▸ **Directions for this task**
Copy out the listing that follows, exact in every word, and skip the images.

▸ **Extracted data**

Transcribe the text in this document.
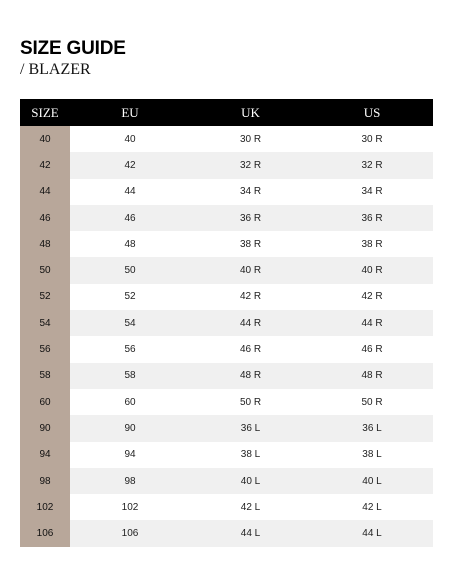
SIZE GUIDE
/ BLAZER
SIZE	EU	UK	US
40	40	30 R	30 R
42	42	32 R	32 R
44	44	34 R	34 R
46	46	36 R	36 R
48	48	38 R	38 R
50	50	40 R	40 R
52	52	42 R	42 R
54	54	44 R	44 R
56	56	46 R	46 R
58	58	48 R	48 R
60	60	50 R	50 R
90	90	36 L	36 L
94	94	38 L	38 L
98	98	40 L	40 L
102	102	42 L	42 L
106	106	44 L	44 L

▸ **Result below**
Transcribe the text in this document.
SIZE GUIDE
/ BLAZER
SIZE	EU	UK	US
40	40	30 R	30 R
42	42	32 R	32 R
44	44	34 R	34 R
46	46	36 R	36 R
48	48	38 R	38 R
50	50	40 R	40 R
52	52	42 R	42 R
54	54	44 R	44 R
56	56	46 R	46 R
58	58	48 R	48 R
60	60	50 R	50 R
90	90	36 L	36 L
94	94	38 L	38 L
98	98	40 L	40 L
102	102	42 L	42 L
106	106	44 L	44 L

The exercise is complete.